What the task asks
Search the data for the string "Hyderabad" and extract every line where it appears.
(begin)
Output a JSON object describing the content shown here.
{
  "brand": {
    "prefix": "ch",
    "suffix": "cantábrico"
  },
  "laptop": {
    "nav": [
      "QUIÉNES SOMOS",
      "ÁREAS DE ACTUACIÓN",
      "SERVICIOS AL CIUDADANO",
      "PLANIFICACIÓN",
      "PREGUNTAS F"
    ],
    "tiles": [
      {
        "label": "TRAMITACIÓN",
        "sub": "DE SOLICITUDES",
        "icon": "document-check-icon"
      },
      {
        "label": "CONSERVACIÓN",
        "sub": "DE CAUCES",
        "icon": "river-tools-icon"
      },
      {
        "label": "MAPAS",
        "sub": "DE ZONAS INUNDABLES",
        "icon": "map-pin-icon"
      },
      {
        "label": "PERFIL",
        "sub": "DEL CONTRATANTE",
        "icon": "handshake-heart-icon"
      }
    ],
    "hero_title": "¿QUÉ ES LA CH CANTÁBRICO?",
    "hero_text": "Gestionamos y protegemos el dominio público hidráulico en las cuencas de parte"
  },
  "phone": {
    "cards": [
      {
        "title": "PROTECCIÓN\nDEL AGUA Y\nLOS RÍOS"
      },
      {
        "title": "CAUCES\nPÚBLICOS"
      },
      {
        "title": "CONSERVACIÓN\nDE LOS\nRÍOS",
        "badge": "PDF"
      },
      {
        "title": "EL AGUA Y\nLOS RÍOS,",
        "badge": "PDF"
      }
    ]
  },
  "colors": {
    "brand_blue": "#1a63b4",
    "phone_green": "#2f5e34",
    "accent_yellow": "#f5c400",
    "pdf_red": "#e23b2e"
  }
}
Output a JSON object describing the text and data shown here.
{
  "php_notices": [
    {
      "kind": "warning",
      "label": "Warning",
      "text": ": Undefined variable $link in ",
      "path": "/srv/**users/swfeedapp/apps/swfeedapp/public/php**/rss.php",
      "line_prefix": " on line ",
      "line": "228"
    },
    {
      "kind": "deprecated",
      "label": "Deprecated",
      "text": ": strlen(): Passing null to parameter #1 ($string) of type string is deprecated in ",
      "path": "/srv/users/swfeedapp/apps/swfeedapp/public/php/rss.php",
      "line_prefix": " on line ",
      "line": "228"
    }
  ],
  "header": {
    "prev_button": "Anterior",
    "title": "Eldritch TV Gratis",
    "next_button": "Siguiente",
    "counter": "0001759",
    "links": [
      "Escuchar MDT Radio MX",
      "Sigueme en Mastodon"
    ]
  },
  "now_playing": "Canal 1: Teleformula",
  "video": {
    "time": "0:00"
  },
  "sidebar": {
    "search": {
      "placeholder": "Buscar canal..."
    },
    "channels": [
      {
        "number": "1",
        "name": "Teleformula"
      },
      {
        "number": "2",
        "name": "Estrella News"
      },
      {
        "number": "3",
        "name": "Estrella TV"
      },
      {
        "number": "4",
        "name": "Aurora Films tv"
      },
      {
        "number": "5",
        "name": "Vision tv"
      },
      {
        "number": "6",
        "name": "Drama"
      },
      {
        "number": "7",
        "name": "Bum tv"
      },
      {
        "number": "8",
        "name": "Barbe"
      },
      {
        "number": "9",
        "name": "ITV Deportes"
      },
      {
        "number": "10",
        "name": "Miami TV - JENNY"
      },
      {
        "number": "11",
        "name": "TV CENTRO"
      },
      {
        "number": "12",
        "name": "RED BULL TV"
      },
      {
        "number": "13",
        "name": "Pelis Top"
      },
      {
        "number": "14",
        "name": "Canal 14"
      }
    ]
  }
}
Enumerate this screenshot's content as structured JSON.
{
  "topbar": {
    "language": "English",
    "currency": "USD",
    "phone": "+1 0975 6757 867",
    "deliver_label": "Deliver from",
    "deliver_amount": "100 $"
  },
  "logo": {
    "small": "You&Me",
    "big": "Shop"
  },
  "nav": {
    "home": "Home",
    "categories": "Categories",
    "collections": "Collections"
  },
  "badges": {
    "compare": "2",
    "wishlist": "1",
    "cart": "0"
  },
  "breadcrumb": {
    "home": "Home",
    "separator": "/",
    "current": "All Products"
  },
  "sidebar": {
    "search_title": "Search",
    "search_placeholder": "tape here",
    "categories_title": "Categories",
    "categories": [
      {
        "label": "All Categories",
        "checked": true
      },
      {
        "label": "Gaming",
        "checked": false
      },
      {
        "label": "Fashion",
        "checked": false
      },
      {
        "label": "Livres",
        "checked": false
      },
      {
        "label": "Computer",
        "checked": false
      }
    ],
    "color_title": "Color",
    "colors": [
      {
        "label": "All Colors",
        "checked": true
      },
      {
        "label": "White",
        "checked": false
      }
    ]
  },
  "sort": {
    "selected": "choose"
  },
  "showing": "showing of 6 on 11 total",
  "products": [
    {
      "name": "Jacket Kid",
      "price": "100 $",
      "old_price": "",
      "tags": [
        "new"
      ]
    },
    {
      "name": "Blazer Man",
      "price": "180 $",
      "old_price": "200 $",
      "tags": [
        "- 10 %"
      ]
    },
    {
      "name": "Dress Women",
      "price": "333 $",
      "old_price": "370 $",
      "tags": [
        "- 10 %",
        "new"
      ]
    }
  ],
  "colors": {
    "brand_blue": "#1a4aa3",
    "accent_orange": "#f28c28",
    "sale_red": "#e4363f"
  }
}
(end)
(begin)
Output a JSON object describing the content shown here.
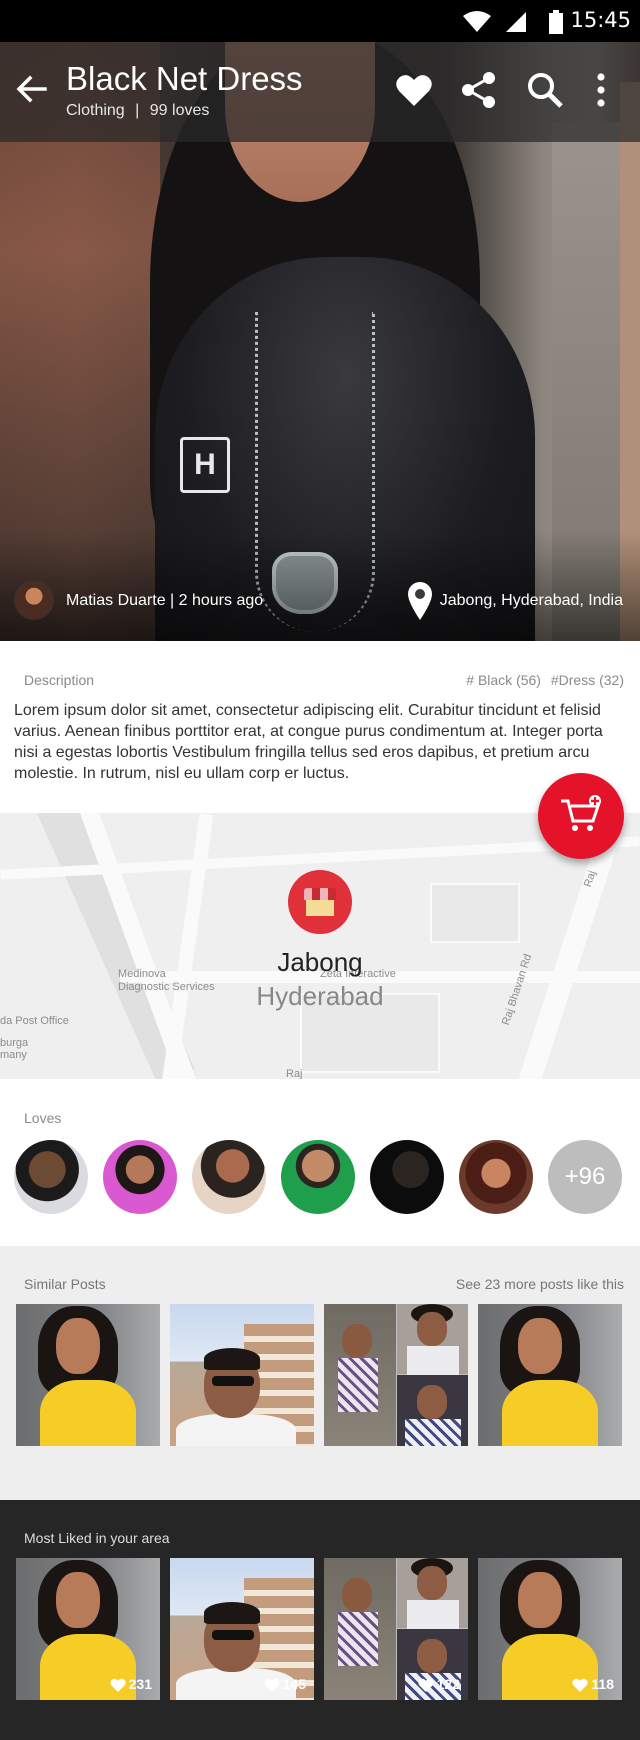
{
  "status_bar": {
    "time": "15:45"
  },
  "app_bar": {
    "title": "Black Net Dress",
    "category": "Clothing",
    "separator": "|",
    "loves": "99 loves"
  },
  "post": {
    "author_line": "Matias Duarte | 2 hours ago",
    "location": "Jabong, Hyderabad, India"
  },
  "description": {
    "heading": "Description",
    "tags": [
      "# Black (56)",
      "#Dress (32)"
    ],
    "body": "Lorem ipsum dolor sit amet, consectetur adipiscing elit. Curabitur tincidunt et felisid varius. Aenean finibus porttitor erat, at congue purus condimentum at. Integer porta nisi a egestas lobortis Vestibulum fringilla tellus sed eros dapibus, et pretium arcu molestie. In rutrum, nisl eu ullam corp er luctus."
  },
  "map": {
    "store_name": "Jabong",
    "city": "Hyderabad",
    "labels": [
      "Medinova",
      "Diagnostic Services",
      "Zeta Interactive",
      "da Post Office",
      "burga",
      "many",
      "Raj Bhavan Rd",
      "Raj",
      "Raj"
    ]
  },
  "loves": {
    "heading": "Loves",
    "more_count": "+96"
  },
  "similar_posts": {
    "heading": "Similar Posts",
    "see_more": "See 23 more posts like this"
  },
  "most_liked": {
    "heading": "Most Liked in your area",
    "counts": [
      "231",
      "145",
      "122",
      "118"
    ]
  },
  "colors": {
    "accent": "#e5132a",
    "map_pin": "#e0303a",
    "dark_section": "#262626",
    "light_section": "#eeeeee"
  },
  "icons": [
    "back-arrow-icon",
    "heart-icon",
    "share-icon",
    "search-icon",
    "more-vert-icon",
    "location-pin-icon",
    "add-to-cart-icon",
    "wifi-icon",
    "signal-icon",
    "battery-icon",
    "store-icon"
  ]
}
(end)
Result of the exercise
    "location": "Jabong, Hyderabad, India"
    "city": "Hyderabad",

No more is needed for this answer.